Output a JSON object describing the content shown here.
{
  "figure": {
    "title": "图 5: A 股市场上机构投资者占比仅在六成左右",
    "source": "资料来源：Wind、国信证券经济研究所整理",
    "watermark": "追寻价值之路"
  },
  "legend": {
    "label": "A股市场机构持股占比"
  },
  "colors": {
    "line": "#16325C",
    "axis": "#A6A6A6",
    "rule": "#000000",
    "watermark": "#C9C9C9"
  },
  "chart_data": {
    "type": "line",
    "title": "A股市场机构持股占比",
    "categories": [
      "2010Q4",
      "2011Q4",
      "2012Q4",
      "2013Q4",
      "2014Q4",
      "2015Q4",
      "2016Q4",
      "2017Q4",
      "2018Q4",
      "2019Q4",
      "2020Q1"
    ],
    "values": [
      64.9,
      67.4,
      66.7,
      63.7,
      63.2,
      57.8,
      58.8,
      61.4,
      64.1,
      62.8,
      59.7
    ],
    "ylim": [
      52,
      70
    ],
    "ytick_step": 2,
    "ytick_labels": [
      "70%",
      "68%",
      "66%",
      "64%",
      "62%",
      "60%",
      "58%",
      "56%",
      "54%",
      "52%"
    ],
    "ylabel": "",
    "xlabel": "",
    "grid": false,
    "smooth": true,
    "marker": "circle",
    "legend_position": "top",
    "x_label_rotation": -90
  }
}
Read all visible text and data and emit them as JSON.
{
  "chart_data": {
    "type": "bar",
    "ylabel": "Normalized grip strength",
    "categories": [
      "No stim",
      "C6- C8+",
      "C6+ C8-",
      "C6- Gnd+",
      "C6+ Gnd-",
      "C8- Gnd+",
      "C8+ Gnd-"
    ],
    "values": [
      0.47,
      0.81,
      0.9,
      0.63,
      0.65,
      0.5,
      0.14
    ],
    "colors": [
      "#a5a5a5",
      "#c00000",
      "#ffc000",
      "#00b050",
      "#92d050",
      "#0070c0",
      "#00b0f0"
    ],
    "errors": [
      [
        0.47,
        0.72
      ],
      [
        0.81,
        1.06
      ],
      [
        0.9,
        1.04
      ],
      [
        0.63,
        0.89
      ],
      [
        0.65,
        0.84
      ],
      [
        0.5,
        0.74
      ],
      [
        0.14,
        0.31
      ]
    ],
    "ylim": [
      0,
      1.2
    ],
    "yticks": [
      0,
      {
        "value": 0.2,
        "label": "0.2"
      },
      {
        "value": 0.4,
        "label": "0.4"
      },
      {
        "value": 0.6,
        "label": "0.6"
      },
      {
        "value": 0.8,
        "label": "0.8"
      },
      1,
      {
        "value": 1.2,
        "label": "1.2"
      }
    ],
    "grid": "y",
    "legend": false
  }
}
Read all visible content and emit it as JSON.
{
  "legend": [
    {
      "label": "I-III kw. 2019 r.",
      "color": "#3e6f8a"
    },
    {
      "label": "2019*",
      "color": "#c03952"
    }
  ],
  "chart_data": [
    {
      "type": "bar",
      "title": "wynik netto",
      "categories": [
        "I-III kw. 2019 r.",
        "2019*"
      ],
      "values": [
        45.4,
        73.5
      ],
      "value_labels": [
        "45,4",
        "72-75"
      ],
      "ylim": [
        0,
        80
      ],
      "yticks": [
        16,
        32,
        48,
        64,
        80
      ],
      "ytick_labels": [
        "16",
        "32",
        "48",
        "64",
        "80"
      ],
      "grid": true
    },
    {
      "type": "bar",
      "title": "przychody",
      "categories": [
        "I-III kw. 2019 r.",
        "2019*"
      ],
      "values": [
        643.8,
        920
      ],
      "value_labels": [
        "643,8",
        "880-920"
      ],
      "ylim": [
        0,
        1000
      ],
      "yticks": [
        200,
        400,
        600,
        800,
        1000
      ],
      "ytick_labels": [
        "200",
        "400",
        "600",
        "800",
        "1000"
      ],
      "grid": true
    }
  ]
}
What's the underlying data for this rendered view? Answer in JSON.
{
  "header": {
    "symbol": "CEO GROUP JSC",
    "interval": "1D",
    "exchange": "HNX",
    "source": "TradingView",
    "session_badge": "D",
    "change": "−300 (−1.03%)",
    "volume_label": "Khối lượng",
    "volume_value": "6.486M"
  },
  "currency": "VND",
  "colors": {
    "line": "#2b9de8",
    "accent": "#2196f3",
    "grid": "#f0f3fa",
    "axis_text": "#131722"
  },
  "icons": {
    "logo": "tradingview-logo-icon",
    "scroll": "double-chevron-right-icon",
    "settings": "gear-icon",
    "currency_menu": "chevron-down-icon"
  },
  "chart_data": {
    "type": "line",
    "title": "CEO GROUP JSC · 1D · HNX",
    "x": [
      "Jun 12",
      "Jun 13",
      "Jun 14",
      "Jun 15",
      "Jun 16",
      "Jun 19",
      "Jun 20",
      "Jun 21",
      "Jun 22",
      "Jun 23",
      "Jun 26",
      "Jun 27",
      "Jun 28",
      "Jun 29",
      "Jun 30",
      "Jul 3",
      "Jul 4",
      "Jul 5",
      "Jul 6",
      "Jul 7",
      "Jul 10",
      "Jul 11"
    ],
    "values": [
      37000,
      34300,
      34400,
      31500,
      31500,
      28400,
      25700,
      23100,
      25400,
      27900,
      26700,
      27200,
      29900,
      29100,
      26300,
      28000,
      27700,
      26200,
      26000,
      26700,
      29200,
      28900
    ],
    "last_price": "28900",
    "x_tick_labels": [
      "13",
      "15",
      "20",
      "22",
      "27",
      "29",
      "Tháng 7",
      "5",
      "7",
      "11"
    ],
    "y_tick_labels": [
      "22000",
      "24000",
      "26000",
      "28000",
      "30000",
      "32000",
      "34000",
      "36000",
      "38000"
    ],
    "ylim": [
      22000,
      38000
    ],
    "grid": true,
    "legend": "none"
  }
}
※
TASK TO CARRY OUT
Every entry should be printed again exactly as written.

EXERCISE SOLUTION
Output a JSON object describing the content shown here.
{
  "figure": {
    "title": "图 5: A 股市场上机构投资者占比仅在六成左右",
    "source": "资料来源：Wind、国信证券经济研究所整理",
    "watermark": "追寻价值之路"
  },
  "legend": {
    "label": "A股市场机构持股占比"
  },
  "colors": {
    "line": "#16325C",
    "axis": "#A6A6A6",
    "rule": "#000000",
    "watermark": "#C9C9C9"
  },
  "chart_data": {
    "type": "line",
    "title": "A股市场机构持股占比",
    "categories": [
      "2010Q4",
      "2011Q4",
      "2012Q4",
      "2013Q4",
      "2014Q4",
      "2015Q4",
      "2016Q4",
      "2017Q4",
      "2018Q4",
      "2019Q4",
      "2020Q1"
    ],
    "values": [
      64.9,
      67.4,
      66.7,
      63.7,
      63.2,
      57.8,
      58.8,
      61.4,
      64.1,
      62.8,
      59.7
    ],
    "ylim": [
      52,
      70
    ],
    "ytick_step": 2,
    "ytick_labels": [
      "70%",
      "68%",
      "66%",
      "64%",
      "62%",
      "60%",
      "58%",
      "56%",
      "54%",
      "52%"
    ],
    "ylabel": "",
    "xlabel": "",
    "grid": false,
    "smooth": true,
    "marker": "circle",
    "legend_position": "top",
    "x_label_rotation": -90
  }
}
Read all visible text and data and emit them as JSON.
{
  "chart_data": {
    "type": "bar",
    "ylabel": "Normalized grip strength",
    "categories": [
      "No stim",
      "C6- C8+",
      "C6+ C8-",
      "C6- Gnd+",
      "C6+ Gnd-",
      "C8- Gnd+",
      "C8+ Gnd-"
    ],
    "values": [
      0.47,
      0.81,
      0.9,
      0.63,
      0.65,
      0.5,
      0.14
    ],
    "colors": [
      "#a5a5a5",
      "#c00000",
      "#ffc000",
      "#00b050",
      "#92d050",
      "#0070c0",
      "#00b0f0"
    ],
    "errors": [
      [
        0.47,
        0.72
      ],
      [
        0.81,
        1.06
      ],
      [
        0.9,
        1.04
      ],
      [
        0.63,
        0.89
      ],
      [
        0.65,
        0.84
      ],
      [
        0.5,
        0.74
      ],
      [
        0.14,
        0.31
      ]
    ],
    "ylim": [
      0,
      1.2
    ],
    "yticks": [
      0,
      {
        "value": 0.2,
        "label": "0.2"
      },
      {
        "value": 0.4,
        "label": "0.4"
      },
      {
        "value": 0.6,
        "label": "0.6"
      },
      {
        "value": 0.8,
        "label": "0.8"
      },
      1,
      {
        "value": 1.2,
        "label": "1.2"
      }
    ],
    "grid": "y",
    "legend": false
  }
}
Read all visible content and emit it as JSON.
{
  "legend": [
    {
      "label": "I-III kw. 2019 r.",
      "color": "#3e6f8a"
    },
    {
      "label": "2019*",
      "color": "#c03952"
    }
  ],
  "chart_data": [
    {
      "type": "bar",
      "title": "wynik netto",
      "categories": [
        "I-III kw. 2019 r.",
        "2019*"
      ],
      "values": [
        45.4,
        73.5
      ],
      "value_labels": [
        "45,4",
        "72-75"
      ],
      "ylim": [
        0,
        80
      ],
      "yticks": [
        16,
        32,
        48,
        64,
        80
      ],
      "ytick_labels": [
        "16",
        "32",
        "48",
        "64",
        "80"
      ],
      "grid": true
    },
    {
      "type": "bar",
      "title": "przychody",
      "categories": [
        "I-III kw. 2019 r.",
        "2019*"
      ],
      "values": [
        643.8,
        920
      ],
      "value_labels": [
        "643,8",
        "880-920"
      ],
      "ylim": [
        0,
        1000
      ],
      "yticks": [
        200,
        400,
        600,
        800,
        1000
      ],
      "ytick_labels": [
        "200",
        "400",
        "600",
        "800",
        "1000"
      ],
      "grid": true
    }
  ]
}
What's the underlying data for this rendered view? Answer in JSON.
{
  "header": {
    "symbol": "CEO GROUP JSC",
    "interval": "1D",
    "exchange": "HNX",
    "source": "TradingView",
    "session_badge": "D",
    "change": "−300 (−1.03%)",
    "volume_label": "Khối lượng",
    "volume_value": "6.486M"
  },
  "currency": "VND",
  "colors": {
    "line": "#2b9de8",
    "accent": "#2196f3",
    "grid": "#f0f3fa",
    "axis_text": "#131722"
  },
  "icons": {
    "logo": "tradingview-logo-icon",
    "scroll": "double-chevron-right-icon",
    "settings": "gear-icon",
    "currency_menu": "chevron-down-icon"
  },
  "chart_data": {
    "type": "line",
    "title": "CEO GROUP JSC · 1D · HNX",
    "x": [
      "Jun 12",
      "Jun 13",
      "Jun 14",
      "Jun 15",
      "Jun 16",
      "Jun 19",
      "Jun 20",
      "Jun 21",
      "Jun 22",
      "Jun 23",
      "Jun 26",
      "Jun 27",
      "Jun 28",
      "Jun 29",
      "Jun 30",
      "Jul 3",
      "Jul 4",
      "Jul 5",
      "Jul 6",
      "Jul 7",
      "Jul 10",
      "Jul 11"
    ],
    "values": [
      37000,
      34300,
      34400,
      31500,
      31500,
      28400,
      25700,
      23100,
      25400,
      27900,
      26700,
      27200,
      29900,
      29100,
      26300,
      28000,
      27700,
      26200,
      26000,
      26700,
      29200,
      28900
    ],
    "last_price": "28900",
    "x_tick_labels": [
      "13",
      "15",
      "20",
      "22",
      "27",
      "29",
      "Tháng 7",
      "5",
      "7",
      "11"
    ],
    "y_tick_labels": [
      "22000",
      "24000",
      "26000",
      "28000",
      "30000",
      "32000",
      "34000",
      "36000",
      "38000"
    ],
    "ylim": [
      22000,
      38000
    ],
    "grid": true,
    "legend": "none"
  }
}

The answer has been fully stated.